Der libysche Ministerpräsident bittet um Gespräche über einen Waffenstillstand, die Nato ist skeptisch. Um die Hafenstadt Misurata sollen Gaddafis Truppen Minen ausgelegt haben.

Indische Flüchtlinge aus Misurata. Bild: reuters

BRÜSSEL dpa/afp | Die Nato hat sich skeptisch zu Berichten über einen erneuten Wunsch der libyschen Regierung von Machthaber Muammar al Gaddafi nach Verhandlungen über einen Waffenstillstand geäußert. "Sie haben vielleicht von einem Brief Gaddafis gehört. Der wurde nicht an die Nato geschickt", sagte Bündnissprecherin Oana Lungescu am Freitag in Brüssel. "Das Regime hat frühere ähnliche Erklärungen veröffentlicht und dann mit dem Beschuss von Zivilisten weitergemacht."

Der libysche Ministerpräsident Al-Baghdadi Al-Mahmudi hat nach Informationen am Rande des G8-Gipfels in Deauville in einem Telefongespräch mit dem russischen Außenminister Sergej Lawrow um Hilfe bei der Vermittlung eines Waffenstillstandes sowie bei Verhandlungen ohne Vorbedingungen gebeten.

"Ich habe keinen Zweifel daran, dass das Regime den Druck unseres Erfolges spürt", sagte der Kommandeur des Nato-Militäreinsatzes in Libyen, der kanadische Generalmajor Charles Bouchard. Die Nato werde ihre Angriffe fortsetzen.

Die libysche Hauptstadt Tripolis ist nach Angaben des Staatsfernsehens erneut von der Nato bombardiert worden. Wie der arabische Nachrichtensender Al-Dschasira in der Nacht zum Freitag berichtete, war von fünf starken Explosionen die Rede. Es sei ein Areal getroffen worden, das Machthaber Muammar al-Gaddafi benutzt. Einzelheiten waren zunächst nicht bekannt. Die Nato fliegt seit zwei Monaten Angriffe auf Ziele in Libyen.
------
**Aufgabenstellung 1**
Wer leitet laut dem Nachrichtentext zu Libyen den Nato-Militäreinsatz in Libyen?
**Aufgabenstellung 2**
Gib aus dem Nachrichtentext zu Libyen die Passage von "Indische Flüchtlinge aus" bis einschließlich "ohne Vorbedingungen gebeten." unverändert aus.

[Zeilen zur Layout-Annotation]
------
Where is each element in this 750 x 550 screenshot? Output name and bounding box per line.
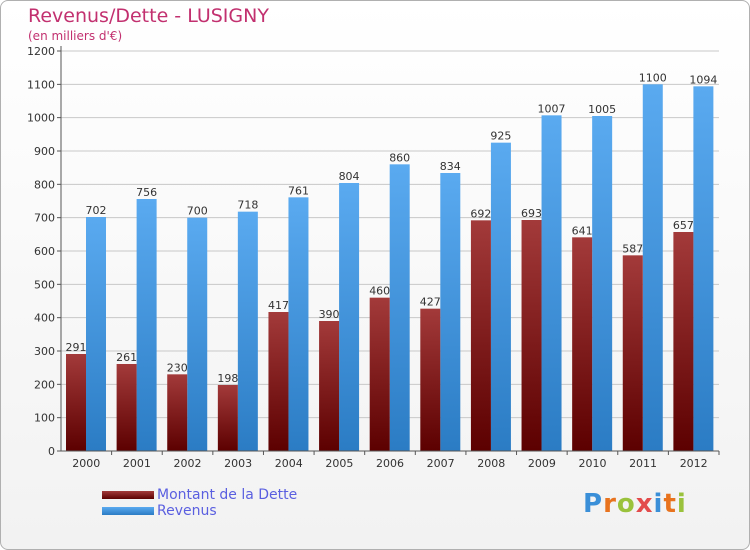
y-tick-label: 600 bbox=[34, 245, 55, 258]
data-label-debt: 417 bbox=[268, 299, 289, 312]
bar-debt bbox=[369, 297, 390, 451]
legend-swatch-revenue bbox=[102, 507, 154, 515]
data-label-revenue: 860 bbox=[389, 151, 410, 164]
bar-debt bbox=[521, 220, 542, 451]
data-label-revenue: 804 bbox=[339, 170, 360, 183]
bar-revenue bbox=[490, 142, 511, 451]
data-label-revenue: 700 bbox=[187, 205, 208, 218]
logo-letter: i bbox=[653, 489, 664, 519]
data-label-debt: 657 bbox=[673, 219, 694, 232]
data-label-revenue: 718 bbox=[237, 199, 258, 212]
data-label-debt: 460 bbox=[369, 285, 390, 298]
bar-debt bbox=[420, 308, 441, 451]
bar-revenue bbox=[339, 183, 360, 451]
data-label-debt: 693 bbox=[521, 207, 542, 220]
bar-revenue bbox=[693, 86, 714, 451]
logo-letter: t bbox=[663, 489, 677, 519]
x-tick-label: 2002 bbox=[174, 457, 202, 470]
bar-revenue bbox=[541, 115, 562, 451]
y-tick-label: 700 bbox=[34, 212, 55, 225]
x-tick-label: 2004 bbox=[275, 457, 303, 470]
data-label-revenue: 1005 bbox=[588, 103, 616, 116]
data-label-debt: 692 bbox=[470, 207, 491, 220]
x-tick-label: 2010 bbox=[578, 457, 606, 470]
y-tick-label: 900 bbox=[34, 145, 55, 158]
legend-swatch-debt bbox=[102, 491, 154, 499]
y-tick-label: 800 bbox=[34, 178, 55, 191]
y-tick-label: 1100 bbox=[27, 78, 55, 91]
bar-debt bbox=[673, 232, 694, 451]
data-label-revenue: 925 bbox=[490, 130, 511, 143]
bar-debt bbox=[470, 220, 491, 451]
data-label-revenue: 761 bbox=[288, 184, 309, 197]
logo-letter: r bbox=[603, 489, 617, 519]
logo-letter: o bbox=[616, 489, 636, 519]
bar-revenue bbox=[642, 84, 663, 451]
logo-letter: x bbox=[635, 489, 654, 519]
legend-label-revenue: Revenus bbox=[157, 503, 217, 519]
data-label-debt: 641 bbox=[572, 224, 593, 237]
y-tick-label: 200 bbox=[34, 378, 55, 391]
y-tick-label: 400 bbox=[34, 312, 55, 325]
x-tick-label: 2011 bbox=[629, 457, 657, 470]
data-label-debt: 261 bbox=[116, 351, 137, 364]
y-tick-label: 1000 bbox=[27, 112, 55, 125]
logo-letter: P bbox=[583, 489, 604, 519]
y-tick-label: 1200 bbox=[27, 45, 55, 58]
bar-debt bbox=[572, 237, 593, 451]
data-label-debt: 198 bbox=[217, 372, 238, 385]
bar-debt bbox=[319, 321, 340, 451]
data-label-revenue: 1094 bbox=[689, 73, 717, 86]
bar-revenue bbox=[237, 211, 258, 451]
x-tick-label: 2003 bbox=[224, 457, 252, 470]
bar-debt bbox=[116, 364, 137, 451]
data-label-debt: 427 bbox=[420, 296, 441, 309]
bar-revenue bbox=[389, 164, 410, 452]
legend: Montant de la Dette Revenus bbox=[102, 487, 297, 519]
x-tick-label: 2008 bbox=[477, 457, 505, 470]
chart-title: Revenus/Dette - LUSIGNY bbox=[28, 5, 269, 27]
data-label-revenue: 1100 bbox=[639, 71, 667, 84]
y-tick-label: 100 bbox=[34, 412, 55, 425]
data-label-debt: 587 bbox=[622, 242, 643, 255]
x-tick-label: 2005 bbox=[325, 457, 353, 470]
bar-revenue bbox=[288, 197, 309, 451]
bar-revenue bbox=[592, 116, 613, 451]
data-label-revenue: 834 bbox=[440, 160, 461, 173]
bar-revenue bbox=[136, 199, 157, 451]
y-tick-label: 500 bbox=[34, 278, 55, 291]
chart-subtitle: (en milliers d'€) bbox=[28, 29, 123, 43]
bar-revenue bbox=[86, 217, 106, 451]
x-tick-label: 2012 bbox=[680, 457, 708, 470]
bar-debt bbox=[217, 385, 238, 451]
proxiti-logo: Proxiti bbox=[583, 489, 687, 519]
data-label-revenue: 702 bbox=[86, 204, 107, 217]
y-tick-label: 300 bbox=[34, 345, 55, 358]
data-label-revenue: 756 bbox=[136, 186, 157, 199]
x-tick-label: 2001 bbox=[123, 457, 151, 470]
data-label-debt: 390 bbox=[319, 308, 340, 321]
bar-debt bbox=[622, 255, 643, 451]
legend-label-debt: Montant de la Dette bbox=[157, 487, 298, 503]
x-tick-label: 2000 bbox=[72, 457, 100, 470]
y-tick-label: 0 bbox=[48, 445, 55, 458]
bar-debt bbox=[268, 312, 289, 451]
x-tick-label: 2009 bbox=[528, 457, 556, 470]
legend-item-revenue: Revenus bbox=[102, 503, 297, 519]
logo-letter: i bbox=[676, 489, 687, 519]
bar-debt bbox=[66, 354, 86, 451]
x-tick-label: 2006 bbox=[376, 457, 404, 470]
bar-debt bbox=[167, 374, 188, 451]
x-tick-label: 2007 bbox=[427, 457, 455, 470]
data-label-debt: 230 bbox=[167, 361, 188, 374]
legend-item-debt: Montant de la Dette bbox=[102, 487, 297, 503]
data-label-debt: 291 bbox=[66, 341, 87, 354]
bar-revenue bbox=[440, 173, 461, 451]
bar-revenue bbox=[187, 217, 208, 451]
data-label-revenue: 1007 bbox=[538, 102, 566, 115]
------
**Korrekte Antwort 1**
Der kanadische Generalmajor Charles Bouchard.

**Korrekte Antwort 2**
Indische Flüchtlinge aus Misurata. Bild: reuters

BRÜSSEL dpa/afp | Die Nato hat sich skeptisch zu Berichten über einen erneuten Wunsch der libyschen Regierung von Machthaber Muammar al Gaddafi nach Verhandlungen über einen Waffenstillstand geäußert. "Sie haben vielleicht von einem Brief Gaddafis gehört. Der wurde nicht an die Nato geschickt", sagte Bündnissprecherin Oana Lungescu am Freitag in Brüssel. "Das Regime hat frühere ähnliche Erklärungen veröffentlicht und dann mit dem Beschuss von Zivilisten weitergemacht."

Der libysche Ministerpräsident Al-Baghdadi Al-Mahmudi hat nach Informationen am Rande des G8-Gipfels in Deauville in einem Telefongespräch mit dem russischen Außenminister Sergej Lawrow um Hilfe bei der Vermittlung eines Waffenstillstandes sowie bei Verhandlungen ohne Vorbedingungen gebeten.